» AIM OF THE EXERCISE:
Here are some records; copy every line that holds the word "linię".

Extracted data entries
● ● ● ● ●
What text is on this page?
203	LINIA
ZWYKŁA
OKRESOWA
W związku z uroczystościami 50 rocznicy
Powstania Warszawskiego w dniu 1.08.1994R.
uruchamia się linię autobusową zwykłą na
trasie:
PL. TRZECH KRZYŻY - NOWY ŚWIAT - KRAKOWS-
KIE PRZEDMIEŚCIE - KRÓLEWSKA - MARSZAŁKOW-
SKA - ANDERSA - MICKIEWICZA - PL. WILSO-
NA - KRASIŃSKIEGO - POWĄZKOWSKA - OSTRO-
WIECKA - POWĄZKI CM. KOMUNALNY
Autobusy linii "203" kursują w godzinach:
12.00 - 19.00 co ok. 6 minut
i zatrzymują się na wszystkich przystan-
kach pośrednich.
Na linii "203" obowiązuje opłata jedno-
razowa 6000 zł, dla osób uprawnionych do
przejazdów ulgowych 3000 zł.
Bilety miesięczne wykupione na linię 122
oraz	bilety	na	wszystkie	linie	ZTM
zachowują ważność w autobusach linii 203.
● ● ● ● ●
» RESULT BELOW:
uruchamia się linię autobusową zwykłą na
Bilety miesięczne wykupione na linię 122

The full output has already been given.